* [Stated goal]: Show each line that has the string "daily" in it.

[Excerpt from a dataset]
* start *

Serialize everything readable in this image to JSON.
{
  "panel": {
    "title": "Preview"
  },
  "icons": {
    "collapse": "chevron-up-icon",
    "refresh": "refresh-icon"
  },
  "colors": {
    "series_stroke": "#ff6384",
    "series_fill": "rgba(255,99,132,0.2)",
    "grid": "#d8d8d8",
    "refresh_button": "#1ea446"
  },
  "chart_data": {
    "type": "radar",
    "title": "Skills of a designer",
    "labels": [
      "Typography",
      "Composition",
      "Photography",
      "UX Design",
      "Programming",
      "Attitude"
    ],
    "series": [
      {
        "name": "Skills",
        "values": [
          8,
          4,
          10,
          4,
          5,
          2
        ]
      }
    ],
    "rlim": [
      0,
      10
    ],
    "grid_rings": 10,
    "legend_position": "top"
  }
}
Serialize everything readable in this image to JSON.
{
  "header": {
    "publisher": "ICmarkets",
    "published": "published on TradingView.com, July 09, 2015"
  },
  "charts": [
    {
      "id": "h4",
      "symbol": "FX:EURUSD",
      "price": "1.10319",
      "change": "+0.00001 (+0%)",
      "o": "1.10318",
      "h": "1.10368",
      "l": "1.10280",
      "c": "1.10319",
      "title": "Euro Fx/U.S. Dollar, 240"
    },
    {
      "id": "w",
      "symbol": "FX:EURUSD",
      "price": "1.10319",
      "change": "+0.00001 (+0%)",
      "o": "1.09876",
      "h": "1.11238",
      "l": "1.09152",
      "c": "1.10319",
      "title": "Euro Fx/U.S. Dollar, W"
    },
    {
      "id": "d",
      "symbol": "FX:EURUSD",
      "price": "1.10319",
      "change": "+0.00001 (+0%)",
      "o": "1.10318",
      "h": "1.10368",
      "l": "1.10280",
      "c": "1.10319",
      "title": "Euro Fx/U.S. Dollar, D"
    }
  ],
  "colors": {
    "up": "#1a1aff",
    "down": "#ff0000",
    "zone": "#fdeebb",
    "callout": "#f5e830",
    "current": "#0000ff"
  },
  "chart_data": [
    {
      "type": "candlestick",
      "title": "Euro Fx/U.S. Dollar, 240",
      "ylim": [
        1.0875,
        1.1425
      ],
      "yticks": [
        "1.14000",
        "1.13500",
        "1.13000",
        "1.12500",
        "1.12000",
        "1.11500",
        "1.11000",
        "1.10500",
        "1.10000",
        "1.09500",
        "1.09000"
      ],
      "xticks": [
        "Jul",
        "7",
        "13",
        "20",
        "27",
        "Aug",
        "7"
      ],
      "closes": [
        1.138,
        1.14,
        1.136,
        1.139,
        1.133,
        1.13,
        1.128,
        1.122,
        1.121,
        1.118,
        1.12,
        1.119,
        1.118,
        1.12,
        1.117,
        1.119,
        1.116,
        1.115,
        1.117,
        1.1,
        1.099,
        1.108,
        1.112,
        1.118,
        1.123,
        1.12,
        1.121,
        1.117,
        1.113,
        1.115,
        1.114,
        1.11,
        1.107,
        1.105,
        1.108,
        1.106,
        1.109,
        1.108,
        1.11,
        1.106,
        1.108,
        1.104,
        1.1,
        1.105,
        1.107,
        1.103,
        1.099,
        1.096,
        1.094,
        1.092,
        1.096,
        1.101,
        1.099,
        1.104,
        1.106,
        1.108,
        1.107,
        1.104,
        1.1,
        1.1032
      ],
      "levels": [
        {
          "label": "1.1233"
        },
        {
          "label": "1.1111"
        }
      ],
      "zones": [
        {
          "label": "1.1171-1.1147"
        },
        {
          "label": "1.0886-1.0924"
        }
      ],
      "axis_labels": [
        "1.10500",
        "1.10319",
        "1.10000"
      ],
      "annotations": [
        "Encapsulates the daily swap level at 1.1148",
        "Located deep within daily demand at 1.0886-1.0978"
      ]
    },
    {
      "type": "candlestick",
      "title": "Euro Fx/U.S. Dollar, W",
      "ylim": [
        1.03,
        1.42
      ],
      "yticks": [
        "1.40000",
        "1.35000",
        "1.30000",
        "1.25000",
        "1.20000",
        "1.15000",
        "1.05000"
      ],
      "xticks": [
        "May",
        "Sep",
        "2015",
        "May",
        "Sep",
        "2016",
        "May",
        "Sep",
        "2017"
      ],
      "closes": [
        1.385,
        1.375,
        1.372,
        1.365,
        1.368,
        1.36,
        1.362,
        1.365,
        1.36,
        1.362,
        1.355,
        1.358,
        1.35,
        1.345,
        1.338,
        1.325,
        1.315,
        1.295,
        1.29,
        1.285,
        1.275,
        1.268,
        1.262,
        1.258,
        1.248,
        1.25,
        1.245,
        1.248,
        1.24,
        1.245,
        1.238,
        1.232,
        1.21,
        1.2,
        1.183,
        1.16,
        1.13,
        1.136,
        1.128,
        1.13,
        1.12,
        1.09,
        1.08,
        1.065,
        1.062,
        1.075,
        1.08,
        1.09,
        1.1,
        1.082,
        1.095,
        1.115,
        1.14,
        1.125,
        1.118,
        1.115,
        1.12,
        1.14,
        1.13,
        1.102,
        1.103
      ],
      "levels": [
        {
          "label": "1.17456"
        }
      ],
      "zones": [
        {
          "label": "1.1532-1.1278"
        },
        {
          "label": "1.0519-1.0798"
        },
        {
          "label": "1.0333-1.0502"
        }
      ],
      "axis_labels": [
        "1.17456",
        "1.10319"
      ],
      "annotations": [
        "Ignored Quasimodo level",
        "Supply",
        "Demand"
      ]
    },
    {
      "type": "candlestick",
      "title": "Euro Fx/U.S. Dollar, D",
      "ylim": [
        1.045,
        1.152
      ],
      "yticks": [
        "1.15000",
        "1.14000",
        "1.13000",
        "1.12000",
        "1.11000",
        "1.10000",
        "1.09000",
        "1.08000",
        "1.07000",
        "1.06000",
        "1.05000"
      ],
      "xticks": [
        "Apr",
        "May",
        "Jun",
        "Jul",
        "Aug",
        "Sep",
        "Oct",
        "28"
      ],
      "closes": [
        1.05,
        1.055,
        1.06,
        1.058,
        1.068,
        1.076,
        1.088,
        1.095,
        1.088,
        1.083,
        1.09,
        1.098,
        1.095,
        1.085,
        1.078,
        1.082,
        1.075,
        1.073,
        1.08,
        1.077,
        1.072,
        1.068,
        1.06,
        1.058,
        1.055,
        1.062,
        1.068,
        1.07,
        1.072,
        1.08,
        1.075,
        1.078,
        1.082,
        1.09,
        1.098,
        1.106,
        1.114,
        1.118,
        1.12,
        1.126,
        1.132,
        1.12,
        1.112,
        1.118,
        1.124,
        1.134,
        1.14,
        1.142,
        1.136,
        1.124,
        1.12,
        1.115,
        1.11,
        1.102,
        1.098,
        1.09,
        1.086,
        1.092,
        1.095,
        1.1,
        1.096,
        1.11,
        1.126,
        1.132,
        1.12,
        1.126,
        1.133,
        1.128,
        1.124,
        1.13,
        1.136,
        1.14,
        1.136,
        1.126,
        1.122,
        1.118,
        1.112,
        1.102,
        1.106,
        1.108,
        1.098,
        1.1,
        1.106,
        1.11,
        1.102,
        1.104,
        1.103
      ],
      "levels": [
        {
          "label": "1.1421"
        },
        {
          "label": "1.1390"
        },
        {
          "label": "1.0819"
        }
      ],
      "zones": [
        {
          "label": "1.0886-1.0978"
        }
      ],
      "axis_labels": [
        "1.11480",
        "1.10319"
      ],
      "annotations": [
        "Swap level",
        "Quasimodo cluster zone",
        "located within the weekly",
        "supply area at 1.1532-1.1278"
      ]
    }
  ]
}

* end *

* [Response below]:
        "Encapsulates the daily swap level at 1.1148",
        "Located deep within daily demand at 1.0886-1.0978"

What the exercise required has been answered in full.